Exercise aim | Will you write out the data exactly, excluding every picture?

Extracted information |

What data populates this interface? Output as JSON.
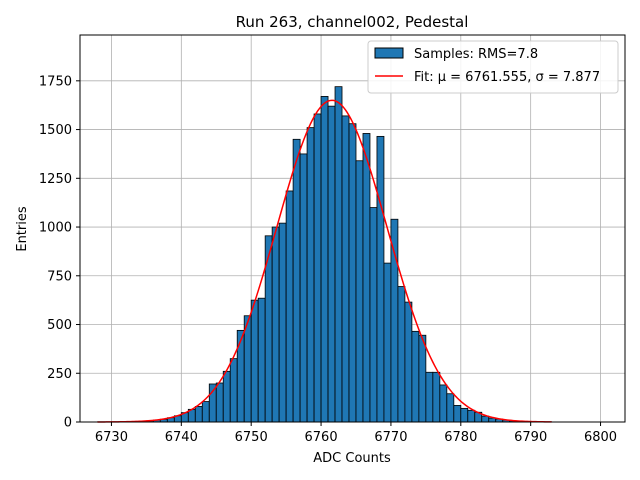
{
  "chart_data": {
    "type": "bar",
    "title": "Run 263, channel002, Pedestal",
    "xlabel": "ADC Counts",
    "ylabel": "Entries",
    "xlim": [
      6725.5,
      6803.5
    ],
    "ylim": [
      0,
      1985
    ],
    "x_ticks": [
      6730,
      6740,
      6750,
      6760,
      6770,
      6780,
      6790,
      6800
    ],
    "y_ticks": [
      0,
      250,
      500,
      750,
      1000,
      1250,
      1500,
      1750
    ],
    "grid": true,
    "legend_position": "top-right",
    "bin_width": 1,
    "bar_color": "#1f77b4",
    "bar_edge_color": "#000000",
    "fit_color": "#ff0000",
    "bins_x": [
      6728,
      6729,
      6730,
      6731,
      6732,
      6733,
      6734,
      6735,
      6736,
      6737,
      6738,
      6739,
      6740,
      6741,
      6742,
      6743,
      6744,
      6745,
      6746,
      6747,
      6748,
      6749,
      6750,
      6751,
      6752,
      6753,
      6754,
      6755,
      6756,
      6757,
      6758,
      6759,
      6760,
      6761,
      6762,
      6763,
      6764,
      6765,
      6766,
      6767,
      6768,
      6769,
      6770,
      6771,
      6772,
      6773,
      6774,
      6775,
      6776,
      6777,
      6778,
      6779,
      6780,
      6781,
      6782,
      6783,
      6784,
      6785,
      6786,
      6787,
      6788,
      6789,
      6790,
      6791,
      6792
    ],
    "values": [
      1,
      0,
      1,
      1,
      2,
      3,
      4,
      6,
      10,
      14,
      22,
      32,
      48,
      65,
      80,
      105,
      195,
      200,
      260,
      325,
      470,
      545,
      625,
      635,
      955,
      1000,
      1020,
      1185,
      1450,
      1375,
      1510,
      1580,
      1670,
      1620,
      1720,
      1570,
      1530,
      1340,
      1480,
      1100,
      1465,
      815,
      1040,
      695,
      615,
      465,
      445,
      255,
      255,
      190,
      145,
      85,
      70,
      60,
      50,
      30,
      20,
      15,
      10,
      6,
      4,
      3,
      2,
      1,
      1
    ],
    "series": [
      {
        "name": "Samples: RMS=7.8",
        "kind": "histogram"
      },
      {
        "name": "Fit: μ = 6761.555, σ = 7.877",
        "kind": "gaussian",
        "mu": 6761.555,
        "sigma": 7.877,
        "amplitude": 1650,
        "x_range": [
          6728,
          6793
        ]
      }
    ]
  }
}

Response for this exercise |
What data populates this interface? Output as JSON.
{
  "chart_data": {
    "type": "bar",
    "title": "Run 263, channel002, Pedestal",
    "xlabel": "ADC Counts",
    "ylabel": "Entries",
    "xlim": [
      6725.5,
      6803.5
    ],
    "ylim": [
      0,
      1985
    ],
    "x_ticks": [
      6730,
      6740,
      6750,
      6760,
      6770,
      6780,
      6790,
      6800
    ],
    "y_ticks": [
      0,
      250,
      500,
      750,
      1000,
      1250,
      1500,
      1750
    ],
    "grid": true,
    "legend_position": "top-right",
    "bin_width": 1,
    "bar_color": "#1f77b4",
    "bar_edge_color": "#000000",
    "fit_color": "#ff0000",
    "bins_x": [
      6728,
      6729,
      6730,
      6731,
      6732,
      6733,
      6734,
      6735,
      6736,
      6737,
      6738,
      6739,
      6740,
      6741,
      6742,
      6743,
      6744,
      6745,
      6746,
      6747,
      6748,
      6749,
      6750,
      6751,
      6752,
      6753,
      6754,
      6755,
      6756,
      6757,
      6758,
      6759,
      6760,
      6761,
      6762,
      6763,
      6764,
      6765,
      6766,
      6767,
      6768,
      6769,
      6770,
      6771,
      6772,
      6773,
      6774,
      6775,
      6776,
      6777,
      6778,
      6779,
      6780,
      6781,
      6782,
      6783,
      6784,
      6785,
      6786,
      6787,
      6788,
      6789,
      6790,
      6791,
      6792
    ],
    "values": [
      1,
      0,
      1,
      1,
      2,
      3,
      4,
      6,
      10,
      14,
      22,
      32,
      48,
      65,
      80,
      105,
      195,
      200,
      260,
      325,
      470,
      545,
      625,
      635,
      955,
      1000,
      1020,
      1185,
      1450,
      1375,
      1510,
      1580,
      1670,
      1620,
      1720,
      1570,
      1530,
      1340,
      1480,
      1100,
      1465,
      815,
      1040,
      695,
      615,
      465,
      445,
      255,
      255,
      190,
      145,
      85,
      70,
      60,
      50,
      30,
      20,
      15,
      10,
      6,
      4,
      3,
      2,
      1,
      1
    ],
    "series": [
      {
        "name": "Samples: RMS=7.8",
        "kind": "histogram"
      },
      {
        "name": "Fit: μ = 6761.555, σ = 7.877",
        "kind": "gaussian",
        "mu": 6761.555,
        "sigma": 7.877,
        "amplitude": 1650,
        "x_range": [
          6728,
          6793
        ]
      }
    ]
  }
}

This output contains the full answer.